→ **What needs to be done**
Return each line of the listing below, unchanged, and omit the images.

═══ Records

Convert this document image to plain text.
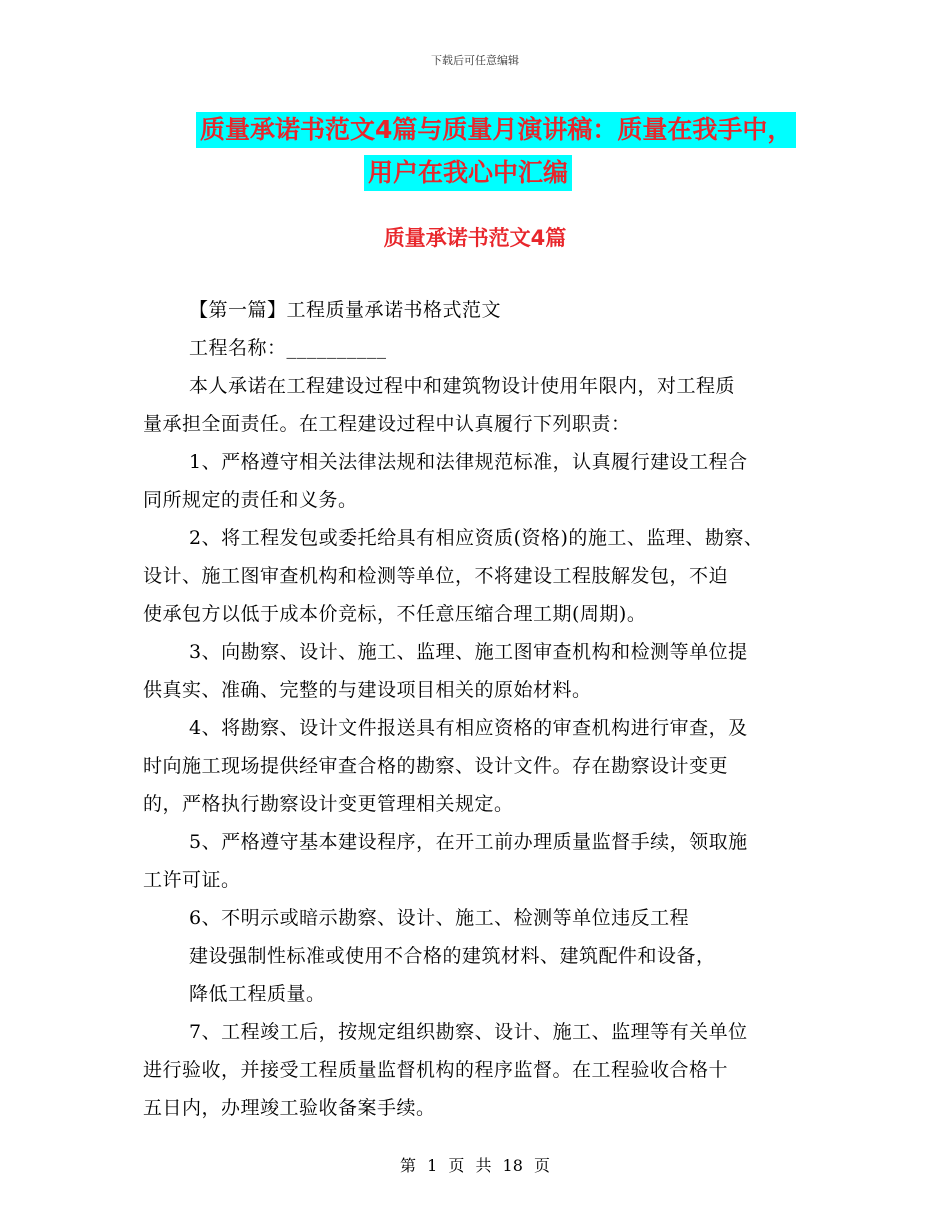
下载后可任意编辑
质量承诺书范文4篇与质量月演讲稿：质量在我手中，
用户在我心中汇编
质量承诺书范文4篇

【第一篇】工程质量承诺书格式范文

工程名称：__________

本人承诺在工程建设过程中和建筑物设计使用年限内，对工程质

量承担全面责任。在工程建设过程中认真履行下列职责：

1、严格遵守相关法律法规和法律规范标准，认真履行建设工程合

同所规定的责任和义务。

2、将工程发包或委托给具有相应资质(资格)的施工、监理、勘察、

设计、施工图审查机构和检测等单位，不将建设工程肢解发包，不迫

使承包方以低于成本价竞标，不任意压缩合理工期(周期)。

3、向勘察、设计、施工、监理、施工图审查机构和检测等单位提

供真实、准确、完整的与建设项目相关的原始材料。

4、将勘察、设计文件报送具有相应资格的审查机构进行审查，及

时向施工现场提供经审查合格的勘察、设计文件。存在勘察设计变更

的，严格执行勘察设计变更管理相关规定。

5、严格遵守基本建设程序，在开工前办理质量监督手续，领取施

工许可证。

6、不明示或暗示勘察、设计、施工、检测等单位违反工程

建设强制性标准或使用不合格的建筑材料、建筑配件和设备，

降低工程质量。

7、工程竣工后，按规定组织勘察、设计、施工、监理等有关单位

进行验收，并接受工程质量监督机构的程序监督。在工程验收合格十

五日内，办理竣工验收备案手续。

第 1 页 共 18 页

══════

→ **Problem solution**
Convert this document image to plain text.
下载后可任意编辑
质量承诺书范文4篇与质量月演讲稿：质量在我手中，
用户在我心中汇编
质量承诺书范文4篇

【第一篇】工程质量承诺书格式范文

工程名称：__________

本人承诺在工程建设过程中和建筑物设计使用年限内，对工程质

量承担全面责任。在工程建设过程中认真履行下列职责：

1、严格遵守相关法律法规和法律规范标准，认真履行建设工程合

同所规定的责任和义务。

2、将工程发包或委托给具有相应资质(资格)的施工、监理、勘察、

设计、施工图审查机构和检测等单位，不将建设工程肢解发包，不迫

使承包方以低于成本价竞标，不任意压缩合理工期(周期)。

3、向勘察、设计、施工、监理、施工图审查机构和检测等单位提

供真实、准确、完整的与建设项目相关的原始材料。

4、将勘察、设计文件报送具有相应资格的审查机构进行审查，及

时向施工现场提供经审查合格的勘察、设计文件。存在勘察设计变更

的，严格执行勘察设计变更管理相关规定。

5、严格遵守基本建设程序，在开工前办理质量监督手续，领取施

工许可证。

6、不明示或暗示勘察、设计、施工、检测等单位违反工程

建设强制性标准或使用不合格的建筑材料、建筑配件和设备，

降低工程质量。

7、工程竣工后，按规定组织勘察、设计、施工、监理等有关单位

进行验收，并接受工程质量监督机构的程序监督。在工程验收合格十

五日内，办理竣工验收备案手续。

第 1 页 共 18 页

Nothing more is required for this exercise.